— Begin Data shown —

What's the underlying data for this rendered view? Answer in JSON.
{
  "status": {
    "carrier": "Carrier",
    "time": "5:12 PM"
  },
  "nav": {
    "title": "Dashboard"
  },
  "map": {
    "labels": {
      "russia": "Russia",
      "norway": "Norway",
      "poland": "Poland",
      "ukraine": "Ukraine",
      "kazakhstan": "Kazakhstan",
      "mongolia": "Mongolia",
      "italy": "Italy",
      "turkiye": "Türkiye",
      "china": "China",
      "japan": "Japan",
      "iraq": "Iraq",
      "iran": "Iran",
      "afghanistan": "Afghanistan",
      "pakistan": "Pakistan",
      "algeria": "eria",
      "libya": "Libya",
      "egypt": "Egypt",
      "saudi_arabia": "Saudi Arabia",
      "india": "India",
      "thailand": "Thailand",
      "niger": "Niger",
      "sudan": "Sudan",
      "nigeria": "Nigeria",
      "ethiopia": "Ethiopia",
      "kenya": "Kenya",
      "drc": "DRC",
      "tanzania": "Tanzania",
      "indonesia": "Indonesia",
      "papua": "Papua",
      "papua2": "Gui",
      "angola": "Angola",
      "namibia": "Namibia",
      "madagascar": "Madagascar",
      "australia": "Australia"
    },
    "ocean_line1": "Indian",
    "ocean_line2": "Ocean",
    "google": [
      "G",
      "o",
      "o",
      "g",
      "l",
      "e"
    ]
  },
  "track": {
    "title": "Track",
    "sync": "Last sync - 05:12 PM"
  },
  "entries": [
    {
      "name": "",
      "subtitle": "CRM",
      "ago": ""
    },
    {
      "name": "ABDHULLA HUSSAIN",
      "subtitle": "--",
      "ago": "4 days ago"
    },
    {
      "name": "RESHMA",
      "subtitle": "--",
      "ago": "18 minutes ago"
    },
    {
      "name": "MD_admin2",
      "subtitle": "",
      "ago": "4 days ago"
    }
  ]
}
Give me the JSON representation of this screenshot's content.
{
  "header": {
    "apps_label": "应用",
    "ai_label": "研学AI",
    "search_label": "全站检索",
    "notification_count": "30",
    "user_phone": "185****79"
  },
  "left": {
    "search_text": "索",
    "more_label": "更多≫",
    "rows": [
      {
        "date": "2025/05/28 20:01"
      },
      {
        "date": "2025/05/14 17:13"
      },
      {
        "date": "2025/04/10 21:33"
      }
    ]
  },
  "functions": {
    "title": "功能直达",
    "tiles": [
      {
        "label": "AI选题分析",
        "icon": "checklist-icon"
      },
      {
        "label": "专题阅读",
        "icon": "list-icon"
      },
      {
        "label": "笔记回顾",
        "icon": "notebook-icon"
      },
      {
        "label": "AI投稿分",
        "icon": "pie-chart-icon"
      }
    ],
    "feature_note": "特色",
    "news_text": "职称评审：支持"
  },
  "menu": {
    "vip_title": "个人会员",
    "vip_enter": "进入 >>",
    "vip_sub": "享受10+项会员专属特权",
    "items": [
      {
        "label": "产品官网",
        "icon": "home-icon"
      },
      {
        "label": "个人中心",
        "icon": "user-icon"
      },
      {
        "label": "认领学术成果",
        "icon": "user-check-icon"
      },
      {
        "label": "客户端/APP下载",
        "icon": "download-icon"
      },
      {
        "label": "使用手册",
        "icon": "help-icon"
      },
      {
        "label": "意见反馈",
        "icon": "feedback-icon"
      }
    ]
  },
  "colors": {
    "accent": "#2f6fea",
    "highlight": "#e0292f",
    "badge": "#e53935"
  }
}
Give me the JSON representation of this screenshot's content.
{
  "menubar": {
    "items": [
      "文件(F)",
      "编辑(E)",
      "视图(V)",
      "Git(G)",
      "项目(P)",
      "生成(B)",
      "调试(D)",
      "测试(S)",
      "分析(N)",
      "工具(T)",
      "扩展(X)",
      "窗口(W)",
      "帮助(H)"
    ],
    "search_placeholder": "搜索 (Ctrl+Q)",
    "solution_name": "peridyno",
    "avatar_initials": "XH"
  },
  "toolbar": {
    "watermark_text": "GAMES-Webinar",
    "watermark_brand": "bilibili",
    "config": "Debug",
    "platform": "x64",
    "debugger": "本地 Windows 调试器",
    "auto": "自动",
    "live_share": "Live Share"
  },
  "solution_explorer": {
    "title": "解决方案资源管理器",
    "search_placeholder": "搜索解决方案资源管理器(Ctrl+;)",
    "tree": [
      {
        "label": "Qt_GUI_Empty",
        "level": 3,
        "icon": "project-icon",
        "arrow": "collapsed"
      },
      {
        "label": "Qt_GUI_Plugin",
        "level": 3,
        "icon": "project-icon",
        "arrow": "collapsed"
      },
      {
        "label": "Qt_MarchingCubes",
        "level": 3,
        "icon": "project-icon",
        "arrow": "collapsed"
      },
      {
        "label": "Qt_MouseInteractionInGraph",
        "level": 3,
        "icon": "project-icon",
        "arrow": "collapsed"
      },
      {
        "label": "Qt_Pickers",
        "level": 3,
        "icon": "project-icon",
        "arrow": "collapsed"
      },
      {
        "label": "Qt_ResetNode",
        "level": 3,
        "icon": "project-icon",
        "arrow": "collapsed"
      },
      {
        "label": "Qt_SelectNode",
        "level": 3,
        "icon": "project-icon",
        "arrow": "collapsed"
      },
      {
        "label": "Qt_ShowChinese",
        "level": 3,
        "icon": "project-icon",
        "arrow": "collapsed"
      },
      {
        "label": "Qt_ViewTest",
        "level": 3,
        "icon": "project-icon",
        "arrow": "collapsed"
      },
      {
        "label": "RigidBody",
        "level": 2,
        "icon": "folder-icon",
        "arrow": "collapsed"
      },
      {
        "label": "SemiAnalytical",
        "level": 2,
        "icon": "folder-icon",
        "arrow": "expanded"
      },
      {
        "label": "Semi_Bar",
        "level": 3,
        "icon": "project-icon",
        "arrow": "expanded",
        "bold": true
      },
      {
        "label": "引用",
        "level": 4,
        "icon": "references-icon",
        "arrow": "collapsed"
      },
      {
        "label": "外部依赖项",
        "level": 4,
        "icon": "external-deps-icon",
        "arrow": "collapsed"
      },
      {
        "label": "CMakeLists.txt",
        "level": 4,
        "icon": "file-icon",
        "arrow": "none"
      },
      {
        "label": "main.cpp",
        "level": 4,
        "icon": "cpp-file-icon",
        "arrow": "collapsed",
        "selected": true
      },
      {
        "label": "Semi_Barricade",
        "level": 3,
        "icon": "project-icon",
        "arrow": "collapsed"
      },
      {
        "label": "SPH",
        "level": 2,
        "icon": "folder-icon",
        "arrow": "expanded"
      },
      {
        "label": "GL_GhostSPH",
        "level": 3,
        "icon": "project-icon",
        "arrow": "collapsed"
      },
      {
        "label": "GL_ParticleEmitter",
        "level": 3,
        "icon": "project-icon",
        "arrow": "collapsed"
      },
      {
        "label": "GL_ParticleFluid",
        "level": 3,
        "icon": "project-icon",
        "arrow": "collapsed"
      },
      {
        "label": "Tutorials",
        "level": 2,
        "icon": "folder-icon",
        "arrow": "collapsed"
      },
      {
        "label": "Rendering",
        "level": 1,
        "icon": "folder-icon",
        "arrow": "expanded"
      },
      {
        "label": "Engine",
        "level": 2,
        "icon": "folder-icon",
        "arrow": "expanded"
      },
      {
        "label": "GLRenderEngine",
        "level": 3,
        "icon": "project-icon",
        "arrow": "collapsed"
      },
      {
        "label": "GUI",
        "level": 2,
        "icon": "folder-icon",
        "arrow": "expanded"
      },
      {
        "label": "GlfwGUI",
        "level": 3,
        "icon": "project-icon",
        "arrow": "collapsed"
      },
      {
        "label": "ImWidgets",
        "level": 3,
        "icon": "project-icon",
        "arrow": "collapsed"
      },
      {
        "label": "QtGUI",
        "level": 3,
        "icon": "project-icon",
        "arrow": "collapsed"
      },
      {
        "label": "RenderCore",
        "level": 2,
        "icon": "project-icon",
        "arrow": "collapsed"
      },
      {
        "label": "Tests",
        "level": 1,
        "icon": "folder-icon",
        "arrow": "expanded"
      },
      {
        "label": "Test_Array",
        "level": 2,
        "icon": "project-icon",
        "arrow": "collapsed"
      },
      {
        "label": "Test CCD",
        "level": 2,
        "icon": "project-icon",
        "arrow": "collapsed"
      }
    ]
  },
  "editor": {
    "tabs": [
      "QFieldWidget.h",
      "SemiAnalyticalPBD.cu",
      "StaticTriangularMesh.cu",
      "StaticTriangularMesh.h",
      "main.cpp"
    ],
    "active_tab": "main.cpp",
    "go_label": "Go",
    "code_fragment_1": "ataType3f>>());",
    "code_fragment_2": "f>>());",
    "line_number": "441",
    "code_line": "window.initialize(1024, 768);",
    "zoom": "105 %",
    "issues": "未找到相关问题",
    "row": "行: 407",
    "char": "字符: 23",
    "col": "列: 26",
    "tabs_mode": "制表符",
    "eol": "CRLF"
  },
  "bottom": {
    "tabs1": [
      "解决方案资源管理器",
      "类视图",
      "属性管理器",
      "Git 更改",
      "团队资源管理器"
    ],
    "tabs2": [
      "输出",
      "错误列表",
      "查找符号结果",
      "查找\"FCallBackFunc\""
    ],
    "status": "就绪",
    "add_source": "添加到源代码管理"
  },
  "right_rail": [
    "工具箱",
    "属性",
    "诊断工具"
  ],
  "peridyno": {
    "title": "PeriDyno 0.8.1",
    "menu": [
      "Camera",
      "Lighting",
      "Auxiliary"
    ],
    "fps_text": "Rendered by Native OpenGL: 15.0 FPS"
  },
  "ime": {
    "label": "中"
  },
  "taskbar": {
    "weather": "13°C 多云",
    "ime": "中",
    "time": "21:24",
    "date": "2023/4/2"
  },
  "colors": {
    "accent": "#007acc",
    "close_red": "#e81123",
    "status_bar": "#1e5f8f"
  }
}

— End Data shown —

* Problem to work on: Work out how many lines in the records above contain the word "main", and reply with that number alone.

* Solution: 3